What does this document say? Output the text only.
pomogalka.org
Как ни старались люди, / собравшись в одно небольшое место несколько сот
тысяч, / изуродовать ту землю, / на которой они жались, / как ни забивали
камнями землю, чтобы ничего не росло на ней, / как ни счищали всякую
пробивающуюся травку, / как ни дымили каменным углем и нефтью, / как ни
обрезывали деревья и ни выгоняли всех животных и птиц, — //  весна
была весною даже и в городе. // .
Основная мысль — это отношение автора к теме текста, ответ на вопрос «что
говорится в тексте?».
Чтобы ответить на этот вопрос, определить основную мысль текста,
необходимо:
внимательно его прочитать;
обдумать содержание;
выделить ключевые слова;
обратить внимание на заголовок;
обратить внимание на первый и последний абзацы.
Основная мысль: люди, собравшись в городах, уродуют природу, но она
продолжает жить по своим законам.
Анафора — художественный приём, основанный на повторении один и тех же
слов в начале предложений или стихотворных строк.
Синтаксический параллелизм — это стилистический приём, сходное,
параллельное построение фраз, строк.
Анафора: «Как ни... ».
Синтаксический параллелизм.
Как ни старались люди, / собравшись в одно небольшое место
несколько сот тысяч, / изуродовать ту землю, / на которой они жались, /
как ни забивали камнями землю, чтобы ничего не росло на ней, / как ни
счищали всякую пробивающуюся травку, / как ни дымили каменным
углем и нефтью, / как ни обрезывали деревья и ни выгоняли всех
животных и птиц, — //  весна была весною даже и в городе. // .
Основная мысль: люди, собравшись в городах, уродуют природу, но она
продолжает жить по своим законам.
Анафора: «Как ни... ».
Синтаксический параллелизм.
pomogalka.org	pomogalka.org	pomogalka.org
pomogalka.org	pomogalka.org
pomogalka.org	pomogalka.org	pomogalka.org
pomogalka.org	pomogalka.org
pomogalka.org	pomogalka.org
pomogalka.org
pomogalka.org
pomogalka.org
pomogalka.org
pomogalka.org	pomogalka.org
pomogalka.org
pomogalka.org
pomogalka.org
+===+
### YOUR TASK:
Return every entry exactly as given.

### THE ANSWER:
What does this document say? Output the text only.
pomogalka.org
Как ни старались люди, / собравшись в одно небольшое место несколько сот
тысяч, / изуродовать ту землю, / на которой они жались, / как ни забивали
камнями землю, чтобы ничего не росло на ней, / как ни счищали всякую
пробивающуюся травку, / как ни дымили каменным углем и нефтью, / как ни
обрезывали деревья и ни выгоняли всех животных и птиц, — //  весна
была весною даже и в городе. // .
Основная мысль — это отношение автора к теме текста, ответ на вопрос «что
говорится в тексте?».
Чтобы ответить на этот вопрос, определить основную мысль текста,
необходимо:
внимательно его прочитать;
обдумать содержание;
выделить ключевые слова;
обратить внимание на заголовок;
обратить внимание на первый и последний абзацы.
Основная мысль: люди, собравшись в городах, уродуют природу, но она
продолжает жить по своим законам.
Анафора — художественный приём, основанный на повторении один и тех же
слов в начале предложений или стихотворных строк.
Синтаксический параллелизм — это стилистический приём, сходное,
параллельное построение фраз, строк.
Анафора: «Как ни... ».
Синтаксический параллелизм.
Как ни старались люди, / собравшись в одно небольшое место
несколько сот тысяч, / изуродовать ту землю, / на которой они жались, /
как ни забивали камнями землю, чтобы ничего не росло на ней, / как ни
счищали всякую пробивающуюся травку, / как ни дымили каменным
углем и нефтью, / как ни обрезывали деревья и ни выгоняли всех
животных и птиц, — //  весна была весною даже и в городе. // .
Основная мысль: люди, собравшись в городах, уродуют природу, но она
продолжает жить по своим законам.
Анафора: «Как ни... ».
Синтаксический параллелизм.
pomogalka.org	pomogalka.org	pomogalka.org
pomogalka.org	pomogalka.org
pomogalka.org	pomogalka.org	pomogalka.org
pomogalka.org	pomogalka.org
pomogalka.org	pomogalka.org
pomogalka.org
pomogalka.org
pomogalka.org
pomogalka.org
pomogalka.org	pomogalka.org
pomogalka.org
pomogalka.org
pomogalka.org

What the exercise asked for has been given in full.